= DATA SHOWN =
====================

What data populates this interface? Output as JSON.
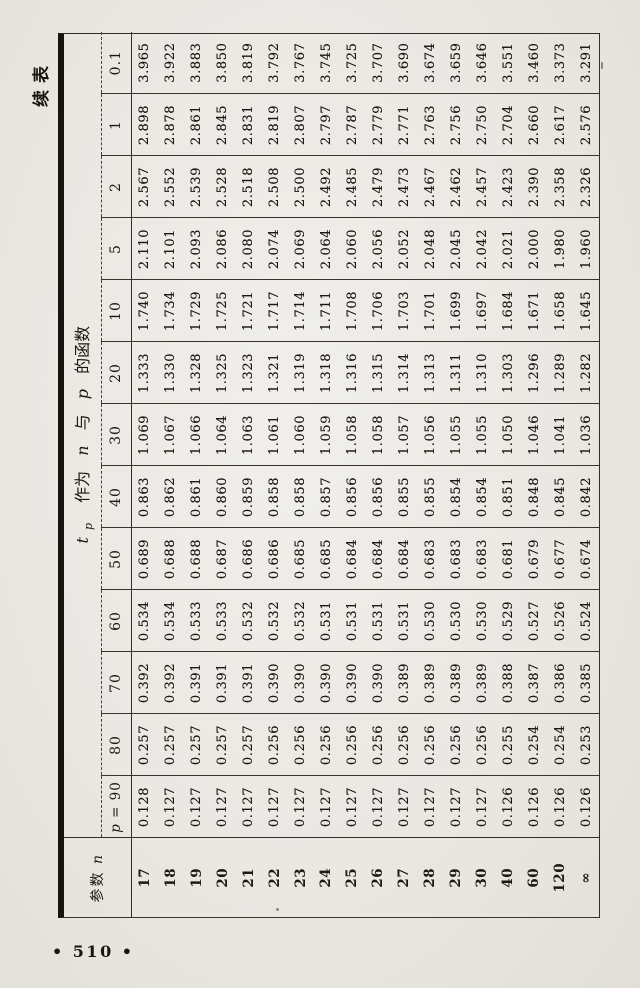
{
  "page": {
    "continued_label": "续表",
    "page_number": "• 510 •"
  },
  "table": {
    "corner": {
      "cjk": "参数",
      "var": "n"
    },
    "title": {
      "t": "t",
      "t_sub": "p",
      "part1": "作为",
      "var1": "n",
      "part2": "与",
      "var2": "p",
      "part3": "的函数"
    },
    "header": {
      "p_var": "p",
      "p_eq": " = ",
      "p_first": "90",
      "p_labels": [
        "80",
        "70",
        "60",
        "50",
        "40",
        "30",
        "20",
        "10",
        "5",
        "2",
        "1",
        "0.1"
      ]
    },
    "rows": [
      {
        "n": "17",
        "values": [
          "0.128",
          "0.257",
          "0.392",
          "0.534",
          "0.689",
          "0.863",
          "1.069",
          "1.333",
          "1.740",
          "2.110",
          "2.567",
          "2.898",
          "3.965"
        ]
      },
      {
        "n": "18",
        "values": [
          "0.127",
          "0.257",
          "0.392",
          "0.534",
          "0.688",
          "0.862",
          "1.067",
          "1.330",
          "1.734",
          "2.101",
          "2.552",
          "2.878",
          "3.922"
        ]
      },
      {
        "n": "19",
        "values": [
          "0.127",
          "0.257",
          "0.391",
          "0.533",
          "0.688",
          "0.861",
          "1.066",
          "1.328",
          "1.729",
          "2.093",
          "2.539",
          "2.861",
          "3.883"
        ]
      },
      {
        "n": "20",
        "values": [
          "0.127",
          "0.257",
          "0.391",
          "0.533",
          "0.687",
          "0.860",
          "1.064",
          "1.325",
          "1.725",
          "2.086",
          "2.528",
          "2.845",
          "3.850"
        ]
      },
      {
        "n": "21",
        "values": [
          "0.127",
          "0.257",
          "0.391",
          "0.532",
          "0.686",
          "0.859",
          "1.063",
          "1.323",
          "1.721",
          "2.080",
          "2.518",
          "2.831",
          "3.819"
        ]
      },
      {
        "n": "22",
        "values": [
          "0.127",
          "0.256",
          "0.390",
          "0.532",
          "0.686",
          "0.858",
          "1.061",
          "1.321",
          "1.717",
          "2.074",
          "2.508",
          "2.819",
          "3.792"
        ]
      },
      {
        "n": "23",
        "values": [
          "0.127",
          "0.256",
          "0.390",
          "0.532",
          "0.685",
          "0.858",
          "1.060",
          "1.319",
          "1.714",
          "2.069",
          "2.500",
          "2.807",
          "3.767"
        ]
      },
      {
        "n": "24",
        "values": [
          "0.127",
          "0.256",
          "0.390",
          "0.531",
          "0.685",
          "0.857",
          "1.059",
          "1.318",
          "1.711",
          "2.064",
          "2.492",
          "2.797",
          "3.745"
        ]
      },
      {
        "n": "25",
        "values": [
          "0.127",
          "0.256",
          "0.390",
          "0.531",
          "0.684",
          "0.856",
          "1.058",
          "1.316",
          "1.708",
          "2.060",
          "2.485",
          "2.787",
          "3.725"
        ]
      },
      {
        "n": "26",
        "values": [
          "0.127",
          "0.256",
          "0.390",
          "0.531",
          "0.684",
          "0.856",
          "1.058",
          "1.315",
          "1.706",
          "2.056",
          "2.479",
          "2.779",
          "3.707"
        ]
      },
      {
        "n": "27",
        "values": [
          "0.127",
          "0.256",
          "0.389",
          "0.531",
          "0.684",
          "0.855",
          "1.057",
          "1.314",
          "1.703",
          "2.052",
          "2.473",
          "2.771",
          "3.690"
        ]
      },
      {
        "n": "28",
        "values": [
          "0.127",
          "0.256",
          "0.389",
          "0.530",
          "0.683",
          "0.855",
          "1.056",
          "1.313",
          "1.701",
          "2.048",
          "2.467",
          "2.763",
          "3.674"
        ]
      },
      {
        "n": "29",
        "values": [
          "0.127",
          "0.256",
          "0.389",
          "0.530",
          "0.683",
          "0.854",
          "1.055",
          "1.311",
          "1.699",
          "2.045",
          "2.462",
          "2.756",
          "3.659"
        ]
      },
      {
        "n": "30",
        "values": [
          "0.127",
          "0.256",
          "0.389",
          "0.530",
          "0.683",
          "0.854",
          "1.055",
          "1.310",
          "1.697",
          "2.042",
          "2.457",
          "2.750",
          "3.646"
        ]
      },
      {
        "n": "40",
        "values": [
          "0.126",
          "0.255",
          "0.388",
          "0.529",
          "0.681",
          "0.851",
          "1.050",
          "1.303",
          "1.684",
          "2.021",
          "2.423",
          "2.704",
          "3.551"
        ]
      },
      {
        "n": "60",
        "values": [
          "0.126",
          "0.254",
          "0.387",
          "0.527",
          "0.679",
          "0.848",
          "1.046",
          "1.296",
          "1.671",
          "2.000",
          "2.390",
          "2.660",
          "3.460"
        ]
      },
      {
        "n": "120",
        "values": [
          "0.126",
          "0.254",
          "0.386",
          "0.526",
          "0.677",
          "0.845",
          "1.041",
          "1.289",
          "1.658",
          "1.980",
          "2.358",
          "2.617",
          "3.373"
        ]
      },
      {
        "n": "∞",
        "values": [
          "0.126",
          "0.253",
          "0.385",
          "0.524",
          "0.674",
          "0.842",
          "1.036",
          "1.282",
          "1.645",
          "1.960",
          "2.326",
          "2.576",
          "3.291"
        ]
      }
    ]
  }
}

====================

= TO DO =
Drop the images and quote the entries word for word.

= WORKED SOLUTION =
What data populates this interface? Output as JSON.
{
  "page": {
    "continued_label": "续表",
    "page_number": "• 510 •"
  },
  "table": {
    "corner": {
      "cjk": "参数",
      "var": "n"
    },
    "title": {
      "t": "t",
      "t_sub": "p",
      "part1": "作为",
      "var1": "n",
      "part2": "与",
      "var2": "p",
      "part3": "的函数"
    },
    "header": {
      "p_var": "p",
      "p_eq": " = ",
      "p_first": "90",
      "p_labels": [
        "80",
        "70",
        "60",
        "50",
        "40",
        "30",
        "20",
        "10",
        "5",
        "2",
        "1",
        "0.1"
      ]
    },
    "rows": [
      {
        "n": "17",
        "values": [
          "0.128",
          "0.257",
          "0.392",
          "0.534",
          "0.689",
          "0.863",
          "1.069",
          "1.333",
          "1.740",
          "2.110",
          "2.567",
          "2.898",
          "3.965"
        ]
      },
      {
        "n": "18",
        "values": [
          "0.127",
          "0.257",
          "0.392",
          "0.534",
          "0.688",
          "0.862",
          "1.067",
          "1.330",
          "1.734",
          "2.101",
          "2.552",
          "2.878",
          "3.922"
        ]
      },
      {
        "n": "19",
        "values": [
          "0.127",
          "0.257",
          "0.391",
          "0.533",
          "0.688",
          "0.861",
          "1.066",
          "1.328",
          "1.729",
          "2.093",
          "2.539",
          "2.861",
          "3.883"
        ]
      },
      {
        "n": "20",
        "values": [
          "0.127",
          "0.257",
          "0.391",
          "0.533",
          "0.687",
          "0.860",
          "1.064",
          "1.325",
          "1.725",
          "2.086",
          "2.528",
          "2.845",
          "3.850"
        ]
      },
      {
        "n": "21",
        "values": [
          "0.127",
          "0.257",
          "0.391",
          "0.532",
          "0.686",
          "0.859",
          "1.063",
          "1.323",
          "1.721",
          "2.080",
          "2.518",
          "2.831",
          "3.819"
        ]
      },
      {
        "n": "22",
        "values": [
          "0.127",
          "0.256",
          "0.390",
          "0.532",
          "0.686",
          "0.858",
          "1.061",
          "1.321",
          "1.717",
          "2.074",
          "2.508",
          "2.819",
          "3.792"
        ]
      },
      {
        "n": "23",
        "values": [
          "0.127",
          "0.256",
          "0.390",
          "0.532",
          "0.685",
          "0.858",
          "1.060",
          "1.319",
          "1.714",
          "2.069",
          "2.500",
          "2.807",
          "3.767"
        ]
      },
      {
        "n": "24",
        "values": [
          "0.127",
          "0.256",
          "0.390",
          "0.531",
          "0.685",
          "0.857",
          "1.059",
          "1.318",
          "1.711",
          "2.064",
          "2.492",
          "2.797",
          "3.745"
        ]
      },
      {
        "n": "25",
        "values": [
          "0.127",
          "0.256",
          "0.390",
          "0.531",
          "0.684",
          "0.856",
          "1.058",
          "1.316",
          "1.708",
          "2.060",
          "2.485",
          "2.787",
          "3.725"
        ]
      },
      {
        "n": "26",
        "values": [
          "0.127",
          "0.256",
          "0.390",
          "0.531",
          "0.684",
          "0.856",
          "1.058",
          "1.315",
          "1.706",
          "2.056",
          "2.479",
          "2.779",
          "3.707"
        ]
      },
      {
        "n": "27",
        "values": [
          "0.127",
          "0.256",
          "0.389",
          "0.531",
          "0.684",
          "0.855",
          "1.057",
          "1.314",
          "1.703",
          "2.052",
          "2.473",
          "2.771",
          "3.690"
        ]
      },
      {
        "n": "28",
        "values": [
          "0.127",
          "0.256",
          "0.389",
          "0.530",
          "0.683",
          "0.855",
          "1.056",
          "1.313",
          "1.701",
          "2.048",
          "2.467",
          "2.763",
          "3.674"
        ]
      },
      {
        "n": "29",
        "values": [
          "0.127",
          "0.256",
          "0.389",
          "0.530",
          "0.683",
          "0.854",
          "1.055",
          "1.311",
          "1.699",
          "2.045",
          "2.462",
          "2.756",
          "3.659"
        ]
      },
      {
        "n": "30",
        "values": [
          "0.127",
          "0.256",
          "0.389",
          "0.530",
          "0.683",
          "0.854",
          "1.055",
          "1.310",
          "1.697",
          "2.042",
          "2.457",
          "2.750",
          "3.646"
        ]
      },
      {
        "n": "40",
        "values": [
          "0.126",
          "0.255",
          "0.388",
          "0.529",
          "0.681",
          "0.851",
          "1.050",
          "1.303",
          "1.684",
          "2.021",
          "2.423",
          "2.704",
          "3.551"
        ]
      },
      {
        "n": "60",
        "values": [
          "0.126",
          "0.254",
          "0.387",
          "0.527",
          "0.679",
          "0.848",
          "1.046",
          "1.296",
          "1.671",
          "2.000",
          "2.390",
          "2.660",
          "3.460"
        ]
      },
      {
        "n": "120",
        "values": [
          "0.126",
          "0.254",
          "0.386",
          "0.526",
          "0.677",
          "0.845",
          "1.041",
          "1.289",
          "1.658",
          "1.980",
          "2.358",
          "2.617",
          "3.373"
        ]
      },
      {
        "n": "∞",
        "values": [
          "0.126",
          "0.253",
          "0.385",
          "0.524",
          "0.674",
          "0.842",
          "1.036",
          "1.282",
          "1.645",
          "1.960",
          "2.326",
          "2.576",
          "3.291"
        ]
      }
    ]
  }
}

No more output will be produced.